Saved entries
>>>>>
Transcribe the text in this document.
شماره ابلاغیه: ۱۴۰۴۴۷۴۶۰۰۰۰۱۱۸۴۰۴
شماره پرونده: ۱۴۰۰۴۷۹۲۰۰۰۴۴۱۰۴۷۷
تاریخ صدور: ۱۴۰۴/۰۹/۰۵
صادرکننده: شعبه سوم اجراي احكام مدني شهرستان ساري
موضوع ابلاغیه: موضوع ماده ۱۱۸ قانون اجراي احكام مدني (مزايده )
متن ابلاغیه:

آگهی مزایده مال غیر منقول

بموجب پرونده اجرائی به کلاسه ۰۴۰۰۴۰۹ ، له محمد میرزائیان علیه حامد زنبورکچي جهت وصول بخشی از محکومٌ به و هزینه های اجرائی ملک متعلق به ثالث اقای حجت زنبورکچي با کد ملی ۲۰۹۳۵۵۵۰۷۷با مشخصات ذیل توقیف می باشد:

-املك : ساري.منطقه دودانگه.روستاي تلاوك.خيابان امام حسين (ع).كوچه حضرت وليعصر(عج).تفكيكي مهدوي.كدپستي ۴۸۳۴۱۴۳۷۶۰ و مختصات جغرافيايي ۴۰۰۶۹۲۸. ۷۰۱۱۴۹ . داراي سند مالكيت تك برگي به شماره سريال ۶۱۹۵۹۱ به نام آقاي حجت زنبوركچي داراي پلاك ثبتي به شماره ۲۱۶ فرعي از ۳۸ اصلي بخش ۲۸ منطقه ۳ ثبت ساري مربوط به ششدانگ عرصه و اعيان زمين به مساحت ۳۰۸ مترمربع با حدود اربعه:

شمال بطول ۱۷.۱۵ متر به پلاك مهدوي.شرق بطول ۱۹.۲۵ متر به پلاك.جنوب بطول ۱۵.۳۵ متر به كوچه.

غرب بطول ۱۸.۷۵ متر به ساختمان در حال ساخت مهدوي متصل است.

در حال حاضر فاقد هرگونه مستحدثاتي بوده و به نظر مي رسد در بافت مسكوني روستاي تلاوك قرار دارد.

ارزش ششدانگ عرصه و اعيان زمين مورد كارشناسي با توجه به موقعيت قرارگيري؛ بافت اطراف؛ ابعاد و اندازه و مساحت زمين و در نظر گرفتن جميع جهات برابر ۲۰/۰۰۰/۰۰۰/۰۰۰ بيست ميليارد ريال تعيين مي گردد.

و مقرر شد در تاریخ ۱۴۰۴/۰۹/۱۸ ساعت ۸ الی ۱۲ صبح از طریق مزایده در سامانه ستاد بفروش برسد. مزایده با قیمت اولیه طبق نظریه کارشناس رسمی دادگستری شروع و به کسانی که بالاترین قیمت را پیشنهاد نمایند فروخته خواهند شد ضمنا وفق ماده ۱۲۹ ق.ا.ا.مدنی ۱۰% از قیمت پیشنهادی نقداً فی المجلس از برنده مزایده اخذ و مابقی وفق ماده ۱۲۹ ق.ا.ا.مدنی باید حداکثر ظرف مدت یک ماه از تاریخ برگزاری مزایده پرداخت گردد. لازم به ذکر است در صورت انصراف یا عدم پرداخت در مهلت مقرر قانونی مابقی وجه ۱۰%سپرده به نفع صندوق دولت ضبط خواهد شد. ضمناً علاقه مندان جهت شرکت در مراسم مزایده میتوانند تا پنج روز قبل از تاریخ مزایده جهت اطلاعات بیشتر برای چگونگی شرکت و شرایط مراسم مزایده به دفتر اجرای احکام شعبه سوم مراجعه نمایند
<<<<<
* [Work to do] From the data above, pick out each line containing "اعيان" and copy it.

* [Exercise response]
-املك : ساري.منطقه دودانگه.روستاي تلاوك.خيابان امام حسين (ع).كوچه حضرت وليعصر(عج).تفكيكي مهدوي.كدپستي ۴۸۳۴۱۴۳۷۶۰ و مختصات جغرافيايي ۴۰۰۶۹۲۸. ۷۰۱۱۴۹ . داراي سند مالكيت تك برگي به شماره سريال ۶۱۹۵۹۱ به نام آقاي حجت زنبوركچي داراي پلاك ثبتي به شماره ۲۱۶ فرعي از ۳۸ اصلي بخش ۲۸ منطقه ۳ ثبت ساري مربوط به ششدانگ عرصه و اعيان زمين به مساحت ۳۰۸ مترمربع با حدود اربعه:
ارزش ششدانگ عرصه و اعيان زمين مورد كارشناسي با توجه به موقعيت قرارگيري؛ بافت اطراف؛ ابعاد و اندازه و مساحت زمين و در نظر گرفتن جميع جهات برابر ۲۰/۰۰۰/۰۰۰/۰۰۰ بيست ميليارد ريال تعيين مي گردد.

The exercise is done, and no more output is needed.